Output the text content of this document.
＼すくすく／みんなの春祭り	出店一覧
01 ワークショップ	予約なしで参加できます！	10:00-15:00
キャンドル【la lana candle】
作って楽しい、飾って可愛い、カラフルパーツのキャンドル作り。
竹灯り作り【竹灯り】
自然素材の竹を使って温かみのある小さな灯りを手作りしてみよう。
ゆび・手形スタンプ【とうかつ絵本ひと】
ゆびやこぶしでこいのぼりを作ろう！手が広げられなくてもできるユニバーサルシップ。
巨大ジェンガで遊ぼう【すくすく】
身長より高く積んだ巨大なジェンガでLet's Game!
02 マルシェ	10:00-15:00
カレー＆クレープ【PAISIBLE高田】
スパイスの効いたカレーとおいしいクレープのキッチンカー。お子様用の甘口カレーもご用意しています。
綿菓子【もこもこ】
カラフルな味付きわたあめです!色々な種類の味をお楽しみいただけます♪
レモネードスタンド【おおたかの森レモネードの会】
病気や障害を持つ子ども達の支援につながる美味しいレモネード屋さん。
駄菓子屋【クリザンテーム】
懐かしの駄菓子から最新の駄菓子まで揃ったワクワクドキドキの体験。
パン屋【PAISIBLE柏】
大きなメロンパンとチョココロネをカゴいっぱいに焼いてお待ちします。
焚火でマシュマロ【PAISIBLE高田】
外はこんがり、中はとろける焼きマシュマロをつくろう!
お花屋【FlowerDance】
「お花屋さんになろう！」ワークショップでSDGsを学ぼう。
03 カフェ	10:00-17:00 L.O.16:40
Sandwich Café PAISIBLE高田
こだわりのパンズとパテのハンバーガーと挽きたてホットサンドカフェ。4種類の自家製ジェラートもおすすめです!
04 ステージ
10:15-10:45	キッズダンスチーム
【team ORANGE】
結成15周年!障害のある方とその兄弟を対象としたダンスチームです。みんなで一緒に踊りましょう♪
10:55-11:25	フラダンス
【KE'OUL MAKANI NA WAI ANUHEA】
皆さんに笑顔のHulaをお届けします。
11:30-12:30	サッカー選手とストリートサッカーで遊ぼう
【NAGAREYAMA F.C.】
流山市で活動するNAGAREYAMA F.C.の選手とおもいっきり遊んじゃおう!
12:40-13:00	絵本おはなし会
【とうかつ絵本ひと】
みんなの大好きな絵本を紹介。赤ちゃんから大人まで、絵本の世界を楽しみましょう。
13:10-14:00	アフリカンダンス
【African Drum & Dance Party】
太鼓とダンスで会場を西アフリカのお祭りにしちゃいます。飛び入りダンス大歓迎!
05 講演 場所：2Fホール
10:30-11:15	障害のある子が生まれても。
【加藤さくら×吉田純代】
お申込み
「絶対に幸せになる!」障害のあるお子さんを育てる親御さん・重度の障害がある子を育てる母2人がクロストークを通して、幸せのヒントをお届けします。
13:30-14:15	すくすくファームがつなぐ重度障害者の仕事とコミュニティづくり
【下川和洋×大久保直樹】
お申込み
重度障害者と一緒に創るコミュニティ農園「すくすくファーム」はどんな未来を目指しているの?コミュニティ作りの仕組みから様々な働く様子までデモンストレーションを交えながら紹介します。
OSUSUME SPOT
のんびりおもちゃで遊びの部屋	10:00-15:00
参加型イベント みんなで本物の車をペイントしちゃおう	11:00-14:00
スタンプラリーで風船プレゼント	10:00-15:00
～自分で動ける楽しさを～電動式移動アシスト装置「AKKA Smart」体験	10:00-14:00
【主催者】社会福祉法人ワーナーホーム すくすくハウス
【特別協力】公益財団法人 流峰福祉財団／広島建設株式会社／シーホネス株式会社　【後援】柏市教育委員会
□ □ □ □ □ □ □
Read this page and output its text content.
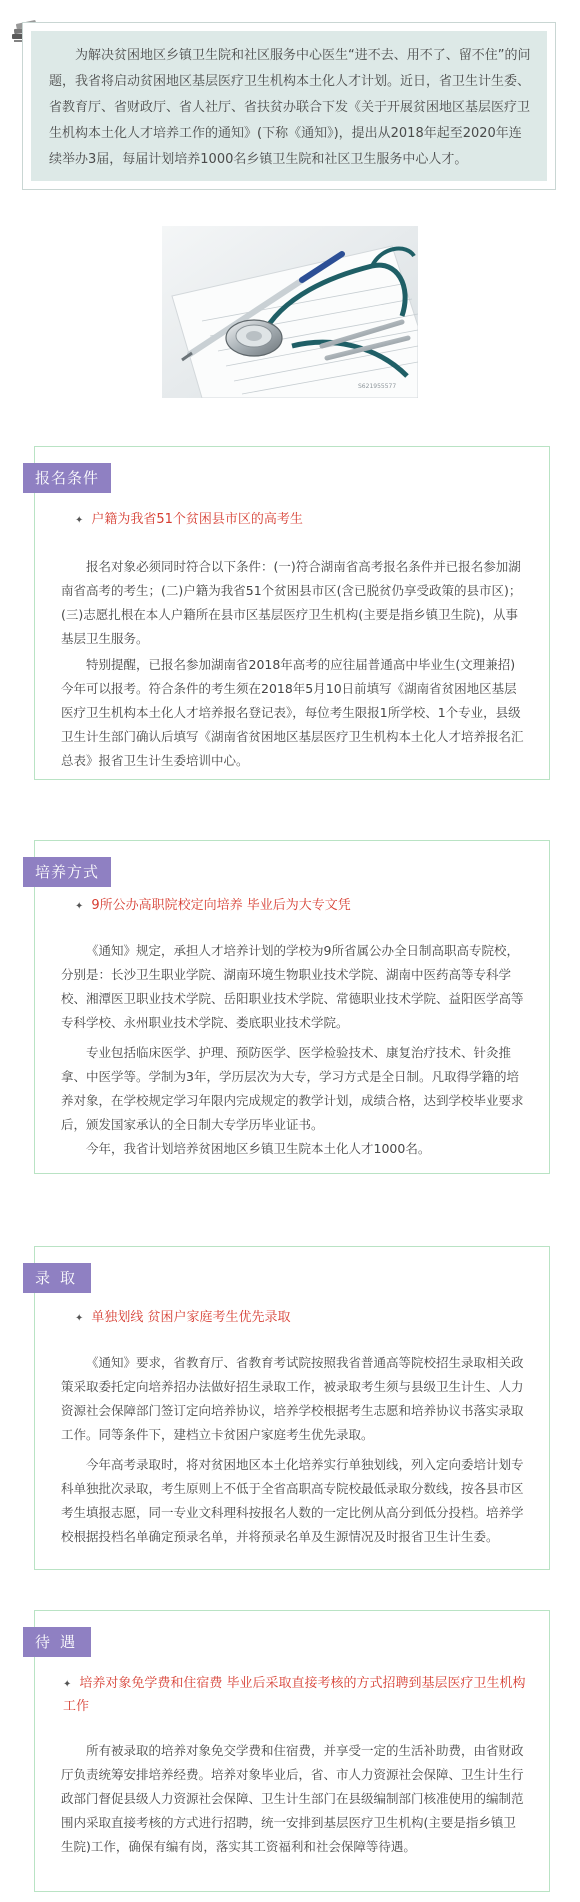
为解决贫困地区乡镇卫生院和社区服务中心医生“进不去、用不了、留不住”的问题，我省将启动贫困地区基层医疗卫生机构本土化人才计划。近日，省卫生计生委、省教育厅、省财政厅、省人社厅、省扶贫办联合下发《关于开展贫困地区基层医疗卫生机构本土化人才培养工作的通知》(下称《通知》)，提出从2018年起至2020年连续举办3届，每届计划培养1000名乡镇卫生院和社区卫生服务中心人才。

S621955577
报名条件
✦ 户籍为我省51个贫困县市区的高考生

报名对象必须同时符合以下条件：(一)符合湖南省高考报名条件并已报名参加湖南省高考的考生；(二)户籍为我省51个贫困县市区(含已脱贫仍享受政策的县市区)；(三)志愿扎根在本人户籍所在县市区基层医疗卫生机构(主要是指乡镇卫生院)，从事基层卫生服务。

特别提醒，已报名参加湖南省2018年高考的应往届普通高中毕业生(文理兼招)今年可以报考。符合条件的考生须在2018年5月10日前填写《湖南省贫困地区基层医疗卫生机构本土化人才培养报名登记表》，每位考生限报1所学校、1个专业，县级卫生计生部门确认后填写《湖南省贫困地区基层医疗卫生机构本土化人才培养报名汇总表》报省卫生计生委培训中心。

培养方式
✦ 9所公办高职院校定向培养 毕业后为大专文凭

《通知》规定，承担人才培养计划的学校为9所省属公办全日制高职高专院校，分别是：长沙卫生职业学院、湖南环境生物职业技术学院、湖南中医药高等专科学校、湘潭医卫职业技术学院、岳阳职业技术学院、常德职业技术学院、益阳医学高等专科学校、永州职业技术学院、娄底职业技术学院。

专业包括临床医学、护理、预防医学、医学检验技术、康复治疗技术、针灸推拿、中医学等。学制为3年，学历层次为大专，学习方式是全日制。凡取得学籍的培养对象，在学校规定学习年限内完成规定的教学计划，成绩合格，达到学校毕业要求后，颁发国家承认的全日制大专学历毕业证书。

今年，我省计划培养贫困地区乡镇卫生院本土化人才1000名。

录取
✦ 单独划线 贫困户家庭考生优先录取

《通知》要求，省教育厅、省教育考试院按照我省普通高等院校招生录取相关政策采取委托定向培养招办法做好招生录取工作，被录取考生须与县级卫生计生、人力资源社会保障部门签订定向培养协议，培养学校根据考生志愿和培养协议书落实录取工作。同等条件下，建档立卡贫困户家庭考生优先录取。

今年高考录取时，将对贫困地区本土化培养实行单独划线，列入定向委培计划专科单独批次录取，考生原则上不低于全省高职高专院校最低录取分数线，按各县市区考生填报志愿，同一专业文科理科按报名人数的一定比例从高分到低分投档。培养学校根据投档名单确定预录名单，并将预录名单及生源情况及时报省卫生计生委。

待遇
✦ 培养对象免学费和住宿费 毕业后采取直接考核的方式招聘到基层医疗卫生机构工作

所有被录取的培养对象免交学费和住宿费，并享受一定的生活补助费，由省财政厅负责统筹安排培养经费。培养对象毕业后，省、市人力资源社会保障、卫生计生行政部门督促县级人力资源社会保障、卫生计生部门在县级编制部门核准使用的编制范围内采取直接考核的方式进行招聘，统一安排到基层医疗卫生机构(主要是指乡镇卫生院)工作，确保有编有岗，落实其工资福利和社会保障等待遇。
□ □ □ □ □ □ □
* SHORT PROBLEM:
Select and copy every line of the material that holds the string "content".

* COMPLETE OUTPUT:
Output the text content of this document.
Read this page and output its text content.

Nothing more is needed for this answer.